** start Extracted data **
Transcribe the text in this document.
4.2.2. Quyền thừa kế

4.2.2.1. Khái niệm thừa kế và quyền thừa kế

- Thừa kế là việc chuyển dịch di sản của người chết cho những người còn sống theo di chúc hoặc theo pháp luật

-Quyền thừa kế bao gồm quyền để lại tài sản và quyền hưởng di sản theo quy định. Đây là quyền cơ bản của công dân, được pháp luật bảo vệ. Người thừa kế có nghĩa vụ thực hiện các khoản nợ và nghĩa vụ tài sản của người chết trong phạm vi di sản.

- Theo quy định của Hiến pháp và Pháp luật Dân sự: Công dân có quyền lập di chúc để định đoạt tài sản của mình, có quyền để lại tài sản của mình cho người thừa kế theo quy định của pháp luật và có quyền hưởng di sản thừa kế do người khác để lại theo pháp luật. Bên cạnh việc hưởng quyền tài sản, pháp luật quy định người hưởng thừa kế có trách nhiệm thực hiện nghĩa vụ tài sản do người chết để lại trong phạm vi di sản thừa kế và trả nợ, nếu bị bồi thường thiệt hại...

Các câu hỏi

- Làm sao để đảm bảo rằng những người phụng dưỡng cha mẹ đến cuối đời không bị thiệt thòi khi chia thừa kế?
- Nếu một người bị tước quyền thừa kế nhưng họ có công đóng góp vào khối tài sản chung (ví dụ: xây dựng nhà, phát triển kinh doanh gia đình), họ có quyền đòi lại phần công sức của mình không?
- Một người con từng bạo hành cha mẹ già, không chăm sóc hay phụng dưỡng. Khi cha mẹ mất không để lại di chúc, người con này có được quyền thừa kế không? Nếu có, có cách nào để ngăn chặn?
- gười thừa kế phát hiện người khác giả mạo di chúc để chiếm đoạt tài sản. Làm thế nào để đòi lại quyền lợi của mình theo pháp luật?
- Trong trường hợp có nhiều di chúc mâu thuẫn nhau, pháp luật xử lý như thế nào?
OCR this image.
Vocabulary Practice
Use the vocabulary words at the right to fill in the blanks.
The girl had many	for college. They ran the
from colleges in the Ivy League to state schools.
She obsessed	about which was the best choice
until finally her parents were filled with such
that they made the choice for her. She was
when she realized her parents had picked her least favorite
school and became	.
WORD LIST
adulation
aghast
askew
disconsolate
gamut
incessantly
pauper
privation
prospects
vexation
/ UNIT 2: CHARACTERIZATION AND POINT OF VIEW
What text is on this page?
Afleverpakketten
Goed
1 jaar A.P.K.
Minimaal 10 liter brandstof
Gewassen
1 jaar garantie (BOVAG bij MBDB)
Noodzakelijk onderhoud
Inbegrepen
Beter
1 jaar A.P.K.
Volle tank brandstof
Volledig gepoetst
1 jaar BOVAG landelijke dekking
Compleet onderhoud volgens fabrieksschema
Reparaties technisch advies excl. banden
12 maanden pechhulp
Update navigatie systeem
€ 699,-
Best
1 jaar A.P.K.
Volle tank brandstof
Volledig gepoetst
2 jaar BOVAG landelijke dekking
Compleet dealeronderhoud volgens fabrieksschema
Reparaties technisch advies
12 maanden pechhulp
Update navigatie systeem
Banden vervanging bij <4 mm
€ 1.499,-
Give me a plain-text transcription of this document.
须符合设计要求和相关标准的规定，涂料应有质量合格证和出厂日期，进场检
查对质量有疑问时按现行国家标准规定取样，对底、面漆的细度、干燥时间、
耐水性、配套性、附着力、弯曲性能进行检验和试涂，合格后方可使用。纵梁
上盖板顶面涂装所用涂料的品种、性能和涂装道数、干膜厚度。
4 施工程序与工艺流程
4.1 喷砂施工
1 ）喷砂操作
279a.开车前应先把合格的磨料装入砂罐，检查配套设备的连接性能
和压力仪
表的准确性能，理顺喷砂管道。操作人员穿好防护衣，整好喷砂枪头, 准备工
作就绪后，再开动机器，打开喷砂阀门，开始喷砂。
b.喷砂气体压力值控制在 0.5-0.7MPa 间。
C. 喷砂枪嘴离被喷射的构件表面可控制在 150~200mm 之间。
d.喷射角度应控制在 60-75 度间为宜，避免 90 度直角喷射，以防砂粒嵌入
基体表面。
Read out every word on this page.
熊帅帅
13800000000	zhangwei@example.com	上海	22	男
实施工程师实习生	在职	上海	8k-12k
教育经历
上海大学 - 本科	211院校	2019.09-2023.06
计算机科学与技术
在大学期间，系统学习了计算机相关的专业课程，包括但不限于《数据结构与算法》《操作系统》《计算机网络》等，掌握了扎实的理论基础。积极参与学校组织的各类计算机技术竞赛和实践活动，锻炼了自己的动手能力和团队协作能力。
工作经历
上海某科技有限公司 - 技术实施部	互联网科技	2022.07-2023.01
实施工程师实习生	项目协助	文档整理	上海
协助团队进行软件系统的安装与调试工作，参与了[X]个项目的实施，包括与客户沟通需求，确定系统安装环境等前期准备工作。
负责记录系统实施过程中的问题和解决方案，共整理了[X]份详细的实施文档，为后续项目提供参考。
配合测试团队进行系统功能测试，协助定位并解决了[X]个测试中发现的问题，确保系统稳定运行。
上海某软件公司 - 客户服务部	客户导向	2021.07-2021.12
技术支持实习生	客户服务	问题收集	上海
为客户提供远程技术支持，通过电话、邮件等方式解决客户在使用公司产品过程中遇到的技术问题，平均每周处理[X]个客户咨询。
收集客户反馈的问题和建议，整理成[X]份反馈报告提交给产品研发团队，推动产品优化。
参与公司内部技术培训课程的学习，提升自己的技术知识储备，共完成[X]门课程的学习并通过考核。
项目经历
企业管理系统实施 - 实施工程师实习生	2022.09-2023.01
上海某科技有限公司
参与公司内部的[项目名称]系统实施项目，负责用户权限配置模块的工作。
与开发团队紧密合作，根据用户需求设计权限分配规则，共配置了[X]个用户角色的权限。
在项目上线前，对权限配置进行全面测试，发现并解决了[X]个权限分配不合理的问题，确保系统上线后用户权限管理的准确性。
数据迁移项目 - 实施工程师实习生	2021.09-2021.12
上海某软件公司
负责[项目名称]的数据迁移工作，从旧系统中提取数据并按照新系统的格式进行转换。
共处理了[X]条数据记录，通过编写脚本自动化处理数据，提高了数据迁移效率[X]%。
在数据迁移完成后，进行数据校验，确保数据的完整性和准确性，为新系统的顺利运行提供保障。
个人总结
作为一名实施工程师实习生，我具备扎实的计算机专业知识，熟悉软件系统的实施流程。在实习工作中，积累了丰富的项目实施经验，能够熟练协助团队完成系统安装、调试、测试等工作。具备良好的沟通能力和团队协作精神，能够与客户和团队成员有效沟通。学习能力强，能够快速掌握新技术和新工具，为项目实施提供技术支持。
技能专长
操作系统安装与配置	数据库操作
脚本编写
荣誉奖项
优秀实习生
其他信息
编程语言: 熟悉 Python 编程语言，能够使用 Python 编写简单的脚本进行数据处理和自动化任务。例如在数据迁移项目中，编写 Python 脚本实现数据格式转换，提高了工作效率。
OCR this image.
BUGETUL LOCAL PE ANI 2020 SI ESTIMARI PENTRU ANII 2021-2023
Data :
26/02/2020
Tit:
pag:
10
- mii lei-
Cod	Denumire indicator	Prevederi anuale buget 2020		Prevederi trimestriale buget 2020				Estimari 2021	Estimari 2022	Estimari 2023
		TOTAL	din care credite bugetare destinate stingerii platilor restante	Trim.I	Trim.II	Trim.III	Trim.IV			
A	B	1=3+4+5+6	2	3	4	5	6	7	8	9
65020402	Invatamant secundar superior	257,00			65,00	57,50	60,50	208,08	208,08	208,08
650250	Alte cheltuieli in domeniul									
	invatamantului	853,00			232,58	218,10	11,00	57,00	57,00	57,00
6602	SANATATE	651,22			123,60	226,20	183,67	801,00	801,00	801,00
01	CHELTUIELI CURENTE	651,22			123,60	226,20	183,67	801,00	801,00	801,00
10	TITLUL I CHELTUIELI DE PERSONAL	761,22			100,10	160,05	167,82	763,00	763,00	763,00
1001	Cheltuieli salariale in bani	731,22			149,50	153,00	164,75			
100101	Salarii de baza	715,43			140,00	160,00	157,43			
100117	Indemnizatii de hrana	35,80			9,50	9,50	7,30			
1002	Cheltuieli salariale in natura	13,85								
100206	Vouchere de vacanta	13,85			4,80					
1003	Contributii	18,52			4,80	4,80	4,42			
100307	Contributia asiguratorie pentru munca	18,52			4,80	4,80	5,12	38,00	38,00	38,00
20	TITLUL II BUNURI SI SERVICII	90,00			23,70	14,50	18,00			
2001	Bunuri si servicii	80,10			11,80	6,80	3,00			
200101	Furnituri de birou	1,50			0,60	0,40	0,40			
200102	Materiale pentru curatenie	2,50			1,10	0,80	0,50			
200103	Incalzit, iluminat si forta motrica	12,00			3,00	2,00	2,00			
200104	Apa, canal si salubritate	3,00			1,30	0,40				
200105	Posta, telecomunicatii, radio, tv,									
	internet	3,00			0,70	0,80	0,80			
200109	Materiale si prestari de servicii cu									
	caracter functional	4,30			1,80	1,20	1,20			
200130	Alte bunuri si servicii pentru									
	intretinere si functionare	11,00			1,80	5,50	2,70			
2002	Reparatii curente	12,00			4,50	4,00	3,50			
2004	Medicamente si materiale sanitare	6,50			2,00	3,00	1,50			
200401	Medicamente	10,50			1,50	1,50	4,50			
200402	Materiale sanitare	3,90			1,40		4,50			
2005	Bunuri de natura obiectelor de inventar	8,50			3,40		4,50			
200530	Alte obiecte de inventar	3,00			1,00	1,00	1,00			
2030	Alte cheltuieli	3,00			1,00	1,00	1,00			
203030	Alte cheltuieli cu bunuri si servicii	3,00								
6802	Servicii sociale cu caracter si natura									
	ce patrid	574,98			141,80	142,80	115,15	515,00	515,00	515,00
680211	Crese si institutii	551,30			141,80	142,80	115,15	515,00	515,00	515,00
** end Extracted data **
### What is expected
Above are records; say how many of their lines contain the word "việc", giving only the number.

### Response for this exercise
2